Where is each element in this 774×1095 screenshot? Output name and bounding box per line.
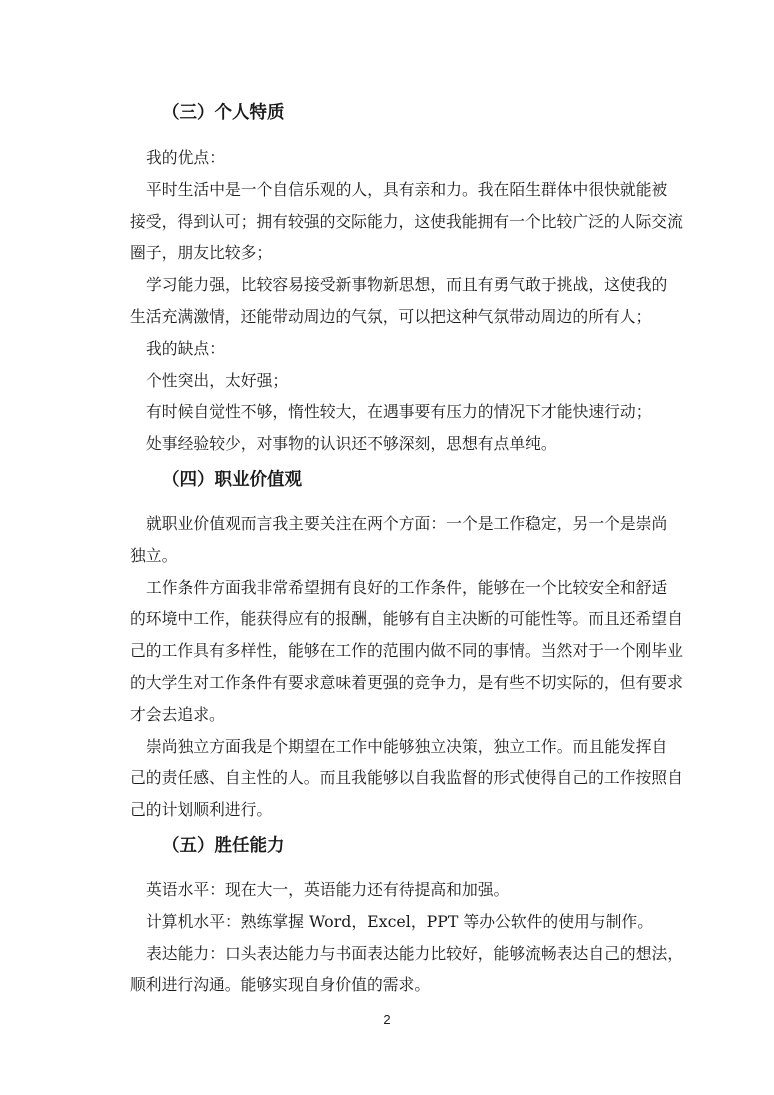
- paragraph: [130, 572, 683, 731]
- paragraph: [146, 428, 660, 460]
- paragraph: [130, 731, 683, 826]
- text-line: 己的计划顺利进行。: [130, 800, 273, 820]
- text-line: 生活充满激情，还能带动周边的气氛，可以把这种气氛带动周边的所有人；: [130, 306, 652, 326]
- text-line: 处事经验较少，对事物的认识还不够深刻，思想有点单纯。: [146, 434, 557, 454]
- text-line: 我的缺点：: [146, 338, 225, 358]
- paragraph: [146, 874, 660, 906]
- section-body-competence: [130, 874, 684, 1001]
- paragraph: [146, 365, 660, 397]
- section-body-career-values: [130, 508, 683, 826]
- section-heading-competence: （五）胜任能力: [162, 836, 285, 856]
- paragraph: [130, 174, 683, 269]
- text-line: 平时生活中是一个自信乐观的人，具有亲和力。我在陌生群体中很快就能被: [146, 179, 668, 199]
- paragraph: [146, 333, 660, 365]
- paragraph: [146, 396, 660, 428]
- page-number: 2: [383, 1012, 391, 1027]
- text-line: 学习能力强，比较容易接受新事物新思想，而且有勇气敢于挑战，这使我的: [146, 275, 668, 295]
- text-line: 己的工作具有多样性，能够在工作的范围内做不同的事情。当然对于一个刚毕业: [130, 641, 683, 661]
- paragraph: [146, 142, 660, 174]
- text-line: 我的优点：: [146, 148, 225, 167]
- text-line: 工作条件方面我非常希望拥有良好的工作条件，能够在一个比较安全和舒适: [146, 577, 668, 597]
- text-line: 接受，得到认可；拥有较强的交际能力，这使我能拥有一个比较广泛的人际交流: [130, 211, 683, 231]
- section-heading-personal-traits: （三）个人特质: [162, 103, 285, 123]
- text-line: 表达能力：口头表达能力与书面表达能力比较好，能够流畅表达自己的想法，: [146, 943, 684, 963]
- paragraph: [130, 269, 668, 333]
- text-line: 的大学生对工作条件有要求意味着更强的竞争力，是有些不切实际的，但有要求: [130, 672, 683, 692]
- text-line: 就职业价值观而言我主要关注在两个方面：一个是工作稳定，另一个是崇尚: [146, 514, 668, 533]
- text-line: 计算机水平：熟练掌握 Word，Excel，PPT 等办公软件的使用与制作。: [146, 911, 653, 931]
- text-line: 顺利进行沟通。能够实现自身价值的需求。: [130, 975, 431, 995]
- text-line: 英语水平：现在大一，英语能力还有待提高和加强。: [146, 880, 510, 899]
- text-line: 个性突出，太好强；: [146, 370, 289, 390]
- text-line: 独立。: [130, 545, 178, 565]
- section-body-personal-traits: [130, 142, 683, 460]
- text-line: 才会去追求。: [130, 704, 225, 724]
- text-line: 圈子，朋友比较多；: [130, 243, 273, 263]
- text-line: 己的责任感、自主性的人。而且我能够以自我监督的形式使得自己的工作按照自: [130, 768, 683, 788]
- text-line: 的环境中工作，能获得应有的报酬，能够有自主决断的可能性等。而且还希望自: [130, 609, 683, 629]
- text-line: 崇尚独立方面我是个期望在工作中能够独立决策，独立工作。而且能发挥自: [146, 736, 668, 756]
- paragraph: [146, 906, 660, 938]
- paragraph: [130, 938, 684, 1002]
- text-line: 有时候自觉性不够，惰性较大，在遇事要有压力的情况下才能快速行动；: [146, 402, 652, 422]
- paragraph: [130, 508, 668, 572]
- section-heading-career-values: （四）职业价值观: [162, 470, 302, 490]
____
* [EXERCISE] Copy out every row above word for word, and leave the pictures out of your answer.

* [EXPECTED ANSWER]
Where is each element in this 774×1095 screenshot? Output name and bounding box per line.
- paragraph: [130, 572, 683, 731]
- paragraph: [146, 428, 660, 460]
- paragraph: [130, 731, 683, 826]
- text-line: 己的计划顺利进行。: [130, 800, 273, 820]
- text-line: 生活充满激情，还能带动周边的气氛，可以把这种气氛带动周边的所有人；: [130, 306, 652, 326]
- text-line: 处事经验较少，对事物的认识还不够深刻，思想有点单纯。: [146, 434, 557, 454]
- text-line: 我的缺点：: [146, 338, 225, 358]
- paragraph: [146, 874, 660, 906]
- section-body-competence: [130, 874, 684, 1001]
- paragraph: [146, 365, 660, 397]
- section-body-career-values: [130, 508, 683, 826]
- section-heading-competence: （五）胜任能力: [162, 836, 285, 856]
- paragraph: [130, 174, 683, 269]
- text-line: 平时生活中是一个自信乐观的人，具有亲和力。我在陌生群体中很快就能被: [146, 179, 668, 199]
- paragraph: [146, 333, 660, 365]
- paragraph: [146, 396, 660, 428]
- page-number: 2: [383, 1012, 391, 1027]
- text-line: 学习能力强，比较容易接受新事物新思想，而且有勇气敢于挑战，这使我的: [146, 275, 668, 295]
- text-line: 己的工作具有多样性，能够在工作的范围内做不同的事情。当然对于一个刚毕业: [130, 641, 683, 661]
- paragraph: [146, 142, 660, 174]
- text-line: 我的优点：: [146, 148, 225, 167]
- text-line: 工作条件方面我非常希望拥有良好的工作条件，能够在一个比较安全和舒适: [146, 577, 668, 597]
- text-line: 接受，得到认可；拥有较强的交际能力，这使我能拥有一个比较广泛的人际交流: [130, 211, 683, 231]
- section-heading-personal-traits: （三）个人特质: [162, 103, 285, 123]
- text-line: 表达能力：口头表达能力与书面表达能力比较好，能够流畅表达自己的想法，: [146, 943, 684, 963]
- paragraph: [130, 269, 668, 333]
- text-line: 的大学生对工作条件有要求意味着更强的竞争力，是有些不切实际的，但有要求: [130, 672, 683, 692]
- text-line: 就职业价值观而言我主要关注在两个方面：一个是工作稳定，另一个是崇尚: [146, 514, 668, 533]
- text-line: 计算机水平：熟练掌握 Word，Excel，PPT 等办公软件的使用与制作。: [146, 911, 653, 931]
- text-line: 顺利进行沟通。能够实现自身价值的需求。: [130, 975, 431, 995]
- text-line: 英语水平：现在大一，英语能力还有待提高和加强。: [146, 880, 510, 899]
- text-line: 个性突出，太好强；: [146, 370, 289, 390]
- text-line: 独立。: [130, 545, 178, 565]
- section-body-personal-traits: [130, 142, 683, 460]
- text-line: 才会去追求。: [130, 704, 225, 724]
- text-line: 圈子，朋友比较多；: [130, 243, 273, 263]
- text-line: 己的责任感、自主性的人。而且我能够以自我监督的形式使得自己的工作按照自: [130, 768, 683, 788]
- text-line: 的环境中工作，能获得应有的报酬，能够有自主决断的可能性等。而且还希望自: [130, 609, 683, 629]
- text-line: 崇尚独立方面我是个期望在工作中能够独立决策，独立工作。而且能发挥自: [146, 736, 668, 756]
- paragraph: [146, 906, 660, 938]
- paragraph: [130, 938, 684, 1002]
- text-line: 有时候自觉性不够，惰性较大，在遇事要有压力的情况下才能快速行动；: [146, 402, 652, 422]
- paragraph: [130, 508, 668, 572]
- section-heading-career-values: （四）职业价值观: [162, 470, 302, 490]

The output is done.